--- Start of DATA FOR THIS EXERCISE ---

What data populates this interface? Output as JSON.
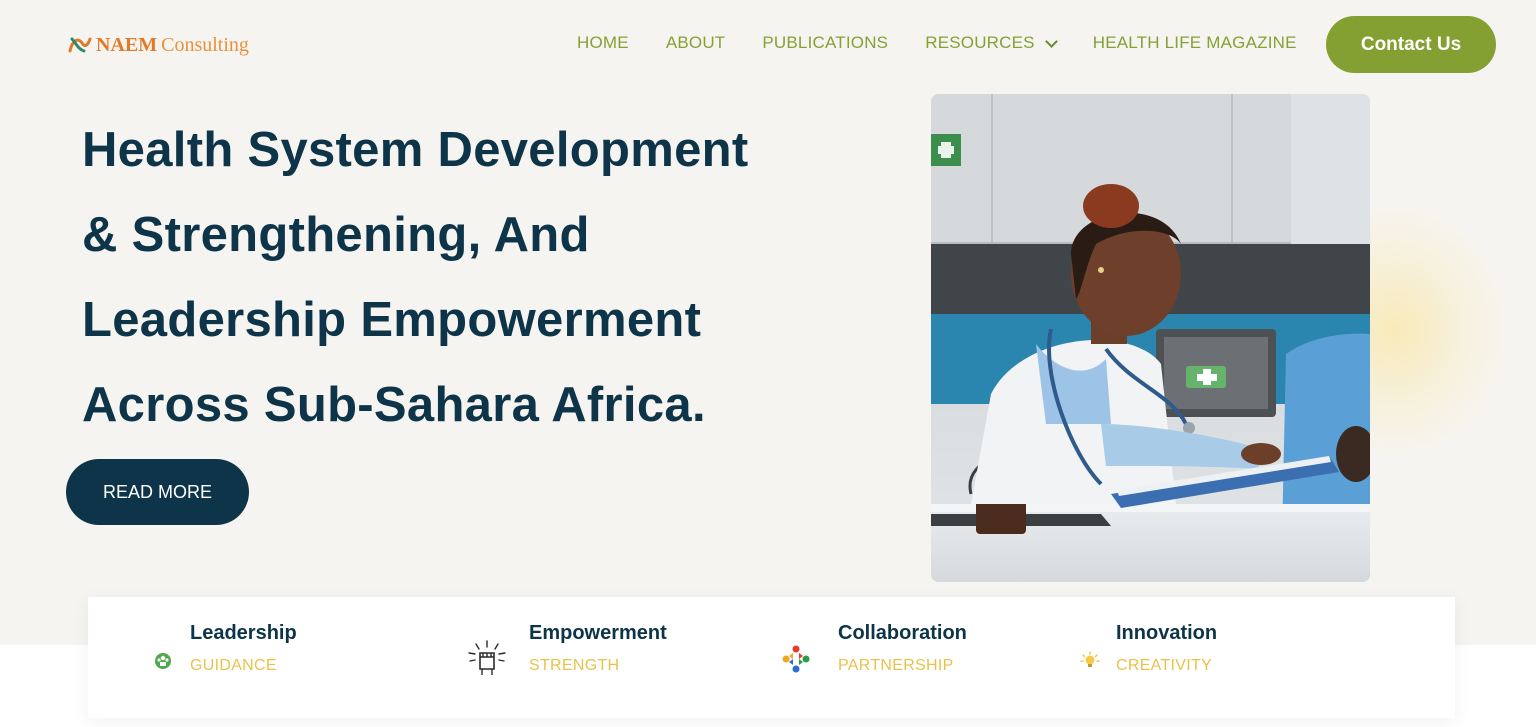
{
  "header": {
    "logo": {
      "brand": "NAEM",
      "suffix": "Consulting"
    },
    "nav": [
      {
        "label": "HOME"
      },
      {
        "label": "ABOUT"
      },
      {
        "label": "PUBLICATIONS"
      },
      {
        "label": "RESOURCES",
        "icon": "chevron-down-icon"
      },
      {
        "label": "HEALTH LIFE MAGAZINE"
      }
    ],
    "contact_label": "Contact Us"
  },
  "hero": {
    "title_lines": [
      "Health System Development",
      "& Strengthening, And",
      "Leadership Empowerment",
      "Across Sub-Sahara Africa."
    ],
    "read_more_label": "READ MORE"
  },
  "features": [
    {
      "title": "Leadership",
      "subtitle": "GUIDANCE",
      "icon": "leadership-icon"
    },
    {
      "title": "Empowerment",
      "subtitle": "STRENGTH",
      "icon": "raised-fist-icon"
    },
    {
      "title": "Collaboration",
      "subtitle": "PARTNERSHIP",
      "icon": "collaboration-icon"
    },
    {
      "title": "Innovation",
      "subtitle": "CREATIVITY",
      "icon": "lightbulb-icon"
    }
  ],
  "colors": {
    "background": "#f6f4f0",
    "navy": "#0d3448",
    "olive": "#85a032",
    "nav_text": "#84a136",
    "accent_yellow": "#e9c24a",
    "logo_orange": "#e27a26"
  }
}
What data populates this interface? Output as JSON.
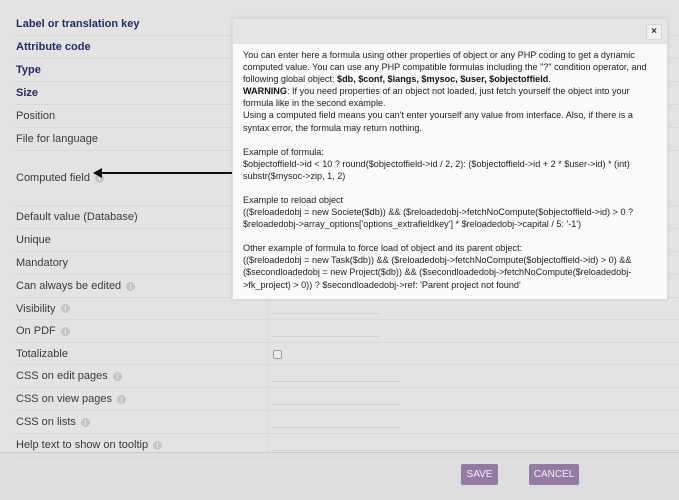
{
  "form": {
    "rows": [
      {
        "label": "Label or translation key",
        "required": true,
        "info": false,
        "field": "none"
      },
      {
        "label": "Attribute code",
        "required": true,
        "info": false,
        "field": "none"
      },
      {
        "label": "Type",
        "required": true,
        "info": false,
        "field": "none"
      },
      {
        "label": "Size",
        "required": true,
        "info": false,
        "field": "none"
      },
      {
        "label": "Position",
        "required": false,
        "info": false,
        "field": "none"
      },
      {
        "label": "File for language",
        "required": false,
        "info": false,
        "field": "none"
      },
      {
        "label": "Computed field",
        "required": false,
        "info": true,
        "field": "none"
      },
      {
        "label": "Default value (Database)",
        "required": false,
        "info": false,
        "field": "none"
      },
      {
        "label": "Unique",
        "required": false,
        "info": false,
        "field": "none"
      },
      {
        "label": "Mandatory",
        "required": false,
        "info": false,
        "field": "none"
      },
      {
        "label": "Can always be edited",
        "required": false,
        "info": true,
        "field": "none"
      },
      {
        "label": "Visibility",
        "required": false,
        "info": true,
        "field": "text-short"
      },
      {
        "label": "On PDF",
        "required": false,
        "info": true,
        "field": "text-short"
      },
      {
        "label": "Totalizable",
        "required": false,
        "info": false,
        "field": "checkbox",
        "checked": false
      },
      {
        "label": "CSS on edit pages",
        "required": false,
        "info": true,
        "field": "text"
      },
      {
        "label": "CSS on view pages",
        "required": false,
        "info": true,
        "field": "text"
      },
      {
        "label": "CSS on lists",
        "required": false,
        "info": true,
        "field": "text"
      },
      {
        "label": "Help text to show on tooltip",
        "required": false,
        "info": true,
        "field": "text-long"
      }
    ]
  },
  "buttons": {
    "save": "SAVE",
    "cancel": "CANCEL"
  },
  "tooltip_dialog": {
    "close_icon": "×",
    "intro_1": "You can enter here a formula using other properties of object or any PHP coding to get a dynamic computed value. You can use any PHP compatible formulas including the \"?\" condition operator, and following global object: ",
    "intro_globals": "$db, $conf, $langs, $mysoc, $user, $objectoffield",
    "intro_end": ".",
    "warning_label": "WARNING",
    "warning_text": ": If you need properties of an object not loaded, just fetch yourself the object into your formula like in the second example.",
    "computed_note": "Using a computed field means you can't enter yourself any value from interface. Also, if there is a syntax error, the formula may return nothing.",
    "example1_title": "Example of formula:",
    "example1_code": "$objectoffield->id < 10 ? round($objectoffield->id / 2, 2): ($objectoffield->id + 2 * $user->id) * (int) substr($mysoc->zip, 1, 2)",
    "example2_title": "Example to reload object",
    "example2_code": "(($reloadedobj = new Societe($db)) && ($reloadedobj->fetchNoCompute($objectoffield->id) > 0 ? $reloadedobj->array_options['options_extrafieldkey'] * $reloadedobj->capital / 5: '-1')",
    "example3_title": "Other example of formula to force load of object and its parent object:",
    "example3_code": "(($reloadedobj = new Task($db)) && ($reloadedobj->fetchNoCompute($objectoffield->id) > 0) && ($secondloadedobj = new Project($db)) && ($secondloadedobj->fetchNoCompute($reloadedobj->fk_project) > 0)) ? $secondloadedobj->ref: 'Parent project not found'"
  },
  "colors": {
    "required_label": "#252b63",
    "button_bg": "#947ba4"
  }
}
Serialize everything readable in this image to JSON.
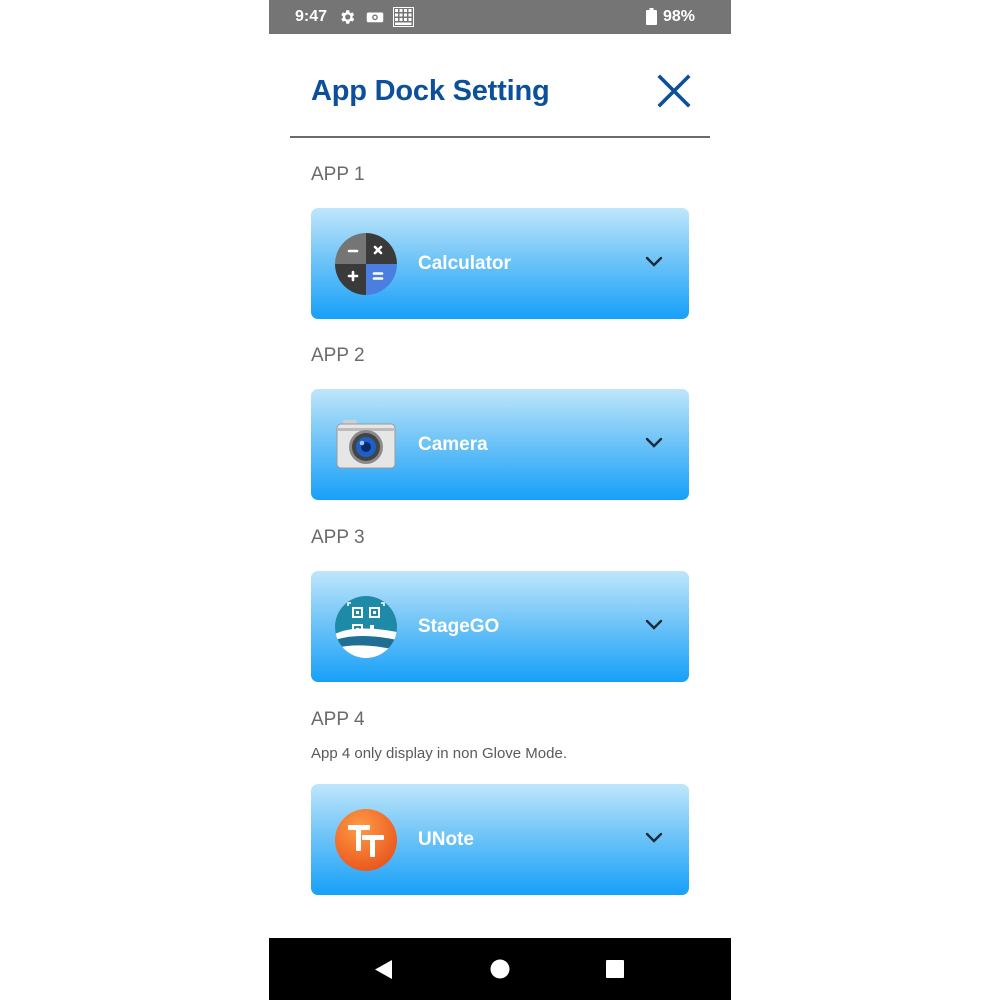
{
  "status_bar": {
    "time": "9:47",
    "battery": "98%",
    "icons": [
      "gear-icon",
      "camera-notification-icon",
      "keyboard-grid-icon",
      "battery-icon"
    ]
  },
  "header": {
    "title": "App Dock Setting",
    "close_icon": "close-icon"
  },
  "apps": [
    {
      "label": "APP 1",
      "name": "Calculator",
      "icon": "calculator-icon"
    },
    {
      "label": "APP 2",
      "name": "Camera",
      "icon": "camera-icon"
    },
    {
      "label": "APP 3",
      "name": "StageGO",
      "icon": "stagego-icon"
    },
    {
      "label": "APP 4",
      "name": "UNote",
      "icon": "unote-icon"
    }
  ],
  "app4_note": "App 4 only display in non Glove Mode.",
  "colors": {
    "title": "#0c4f9a",
    "status_bar": "#757575",
    "card_top": "#bfe6fb",
    "card_bottom": "#17a0f9",
    "nav_bar": "#000000"
  },
  "nav_bar": {
    "icons": [
      "back-icon",
      "home-icon",
      "recents-icon"
    ]
  }
}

--- End of DATA FOR THIS EXERCISE ---

• **WRITTEN EXERCISE**
Lines of the material that contain the word "user" are to be gathered.

• **RIGHT ANSWER**
    "intro_globals": "$db, $conf, $langs, $mysoc, $user, $objectoffield",
    "example1_code": "$objectoffield->id < 10 ? round($objectoffield->id / 2, 2): ($objectoffield->id + 2 * $user->id) * (int) substr($mysoc->zip, 1, 2)",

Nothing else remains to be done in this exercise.